> WHAT IS BEING ASKED:
Copy out each line of the material below with no changes.

> SUPPLIED DATA:
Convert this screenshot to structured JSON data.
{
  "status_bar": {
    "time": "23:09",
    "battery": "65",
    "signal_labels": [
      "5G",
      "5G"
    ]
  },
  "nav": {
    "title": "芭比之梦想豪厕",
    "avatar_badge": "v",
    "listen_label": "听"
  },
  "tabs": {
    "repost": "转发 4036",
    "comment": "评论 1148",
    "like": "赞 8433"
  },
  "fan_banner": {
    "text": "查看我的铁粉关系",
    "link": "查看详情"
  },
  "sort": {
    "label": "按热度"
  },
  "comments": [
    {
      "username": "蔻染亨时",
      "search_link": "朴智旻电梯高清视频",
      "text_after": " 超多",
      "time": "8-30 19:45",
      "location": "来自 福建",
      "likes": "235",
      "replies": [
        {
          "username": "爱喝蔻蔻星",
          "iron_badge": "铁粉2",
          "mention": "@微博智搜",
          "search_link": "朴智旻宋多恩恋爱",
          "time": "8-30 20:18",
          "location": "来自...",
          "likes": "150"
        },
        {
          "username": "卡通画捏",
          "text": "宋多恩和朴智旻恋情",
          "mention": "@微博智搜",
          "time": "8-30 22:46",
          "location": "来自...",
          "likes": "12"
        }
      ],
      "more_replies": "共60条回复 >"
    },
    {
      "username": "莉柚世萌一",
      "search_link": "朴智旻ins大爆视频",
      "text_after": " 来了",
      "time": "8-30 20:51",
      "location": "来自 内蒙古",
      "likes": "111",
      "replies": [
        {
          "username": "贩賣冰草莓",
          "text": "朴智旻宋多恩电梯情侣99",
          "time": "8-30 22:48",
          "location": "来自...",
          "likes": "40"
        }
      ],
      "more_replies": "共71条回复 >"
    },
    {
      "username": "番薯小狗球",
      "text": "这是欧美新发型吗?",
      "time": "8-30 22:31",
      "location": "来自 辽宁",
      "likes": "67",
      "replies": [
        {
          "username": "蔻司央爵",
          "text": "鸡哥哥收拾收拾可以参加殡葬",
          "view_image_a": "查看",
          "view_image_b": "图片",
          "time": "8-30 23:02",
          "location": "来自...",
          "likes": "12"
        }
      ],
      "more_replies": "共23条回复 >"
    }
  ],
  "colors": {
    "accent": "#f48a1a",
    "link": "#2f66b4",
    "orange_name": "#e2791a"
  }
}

> TASK RESULT:
Convert this screenshot to structured JSON data.
{
  "status_bar": {
    "time": "23:09",
    "battery": "65",
    "signal_labels": [
      "5G",
      "5G"
    ]
  },
  "nav": {
    "title": "芭比之梦想豪厕",
    "avatar_badge": "v",
    "listen_label": "听"
  },
  "tabs": {
    "repost": "转发 4036",
    "comment": "评论 1148",
    "like": "赞 8433"
  },
  "fan_banner": {
    "text": "查看我的铁粉关系",
    "link": "查看详情"
  },
  "sort": {
    "label": "按热度"
  },
  "comments": [
    {
      "username": "蔻染亨时",
      "search_link": "朴智旻电梯高清视频",
      "text_after": " 超多",
      "time": "8-30 19:45",
      "location": "来自 福建",
      "likes": "235",
      "replies": [
        {
          "username": "爱喝蔻蔻星",
          "iron_badge": "铁粉2",
          "mention": "@微博智搜",
          "search_link": "朴智旻宋多恩恋爱",
          "time": "8-30 20:18",
          "location": "来自...",
          "likes": "150"
        },
        {
          "username": "卡通画捏",
          "text": "宋多恩和朴智旻恋情",
          "mention": "@微博智搜",
          "time": "8-30 22:46",
          "location": "来自...",
          "likes": "12"
        }
      ],
      "more_replies": "共60条回复 >"
    },
    {
      "username": "莉柚世萌一",
      "search_link": "朴智旻ins大爆视频",
      "text_after": " 来了",
      "time": "8-30 20:51",
      "location": "来自 内蒙古",
      "likes": "111",
      "replies": [
        {
          "username": "贩賣冰草莓",
          "text": "朴智旻宋多恩电梯情侣99",
          "time": "8-30 22:48",
          "location": "来自...",
          "likes": "40"
        }
      ],
      "more_replies": "共71条回复 >"
    },
    {
      "username": "番薯小狗球",
      "text": "这是欧美新发型吗?",
      "time": "8-30 22:31",
      "location": "来自 辽宁",
      "likes": "67",
      "replies": [
        {
          "username": "蔻司央爵",
          "text": "鸡哥哥收拾收拾可以参加殡葬",
          "view_image_a": "查看",
          "view_image_b": "图片",
          "time": "8-30 23:02",
          "location": "来自...",
          "likes": "12"
        }
      ],
      "more_replies": "共23条回复 >"
    }
  ],
  "colors": {
    "accent": "#f48a1a",
    "link": "#2f66b4",
    "orange_name": "#e2791a"
  }
}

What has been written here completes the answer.